:: Record set

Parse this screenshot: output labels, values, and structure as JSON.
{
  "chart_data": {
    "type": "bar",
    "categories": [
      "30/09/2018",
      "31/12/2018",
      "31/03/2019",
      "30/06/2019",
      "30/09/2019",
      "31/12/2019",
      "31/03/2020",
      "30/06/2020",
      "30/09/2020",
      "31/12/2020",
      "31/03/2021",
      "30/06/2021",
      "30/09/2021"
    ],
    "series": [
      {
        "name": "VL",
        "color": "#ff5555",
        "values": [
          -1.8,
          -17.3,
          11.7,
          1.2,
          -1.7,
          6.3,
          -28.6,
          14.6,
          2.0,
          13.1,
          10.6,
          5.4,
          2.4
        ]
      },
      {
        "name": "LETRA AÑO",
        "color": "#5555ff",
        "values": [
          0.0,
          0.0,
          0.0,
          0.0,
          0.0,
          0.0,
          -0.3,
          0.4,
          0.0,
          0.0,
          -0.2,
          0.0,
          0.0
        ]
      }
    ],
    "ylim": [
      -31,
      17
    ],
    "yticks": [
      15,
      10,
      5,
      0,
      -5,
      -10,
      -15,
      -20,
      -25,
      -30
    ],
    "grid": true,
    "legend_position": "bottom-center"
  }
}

::::

Copy out each line exactly as written.

Parse this screenshot: output labels, values, and structure as JSON.
{
  "chart_data": {
    "type": "bar",
    "categories": [
      "30/09/2018",
      "31/12/2018",
      "31/03/2019",
      "30/06/2019",
      "30/09/2019",
      "31/12/2019",
      "31/03/2020",
      "30/06/2020",
      "30/09/2020",
      "31/12/2020",
      "31/03/2021",
      "30/06/2021",
      "30/09/2021"
    ],
    "series": [
      {
        "name": "VL",
        "color": "#ff5555",
        "values": [
          -1.8,
          -17.3,
          11.7,
          1.2,
          -1.7,
          6.3,
          -28.6,
          14.6,
          2.0,
          13.1,
          10.6,
          5.4,
          2.4
        ]
      },
      {
        "name": "LETRA AÑO",
        "color": "#5555ff",
        "values": [
          0.0,
          0.0,
          0.0,
          0.0,
          0.0,
          0.0,
          -0.3,
          0.4,
          0.0,
          0.0,
          -0.2,
          0.0,
          0.0
        ]
      }
    ],
    "ylim": [
      -31,
      17
    ],
    "yticks": [
      15,
      10,
      5,
      0,
      -5,
      -10,
      -15,
      -20,
      -25,
      -30
    ],
    "grid": true,
    "legend_position": "bottom-center"
  }
}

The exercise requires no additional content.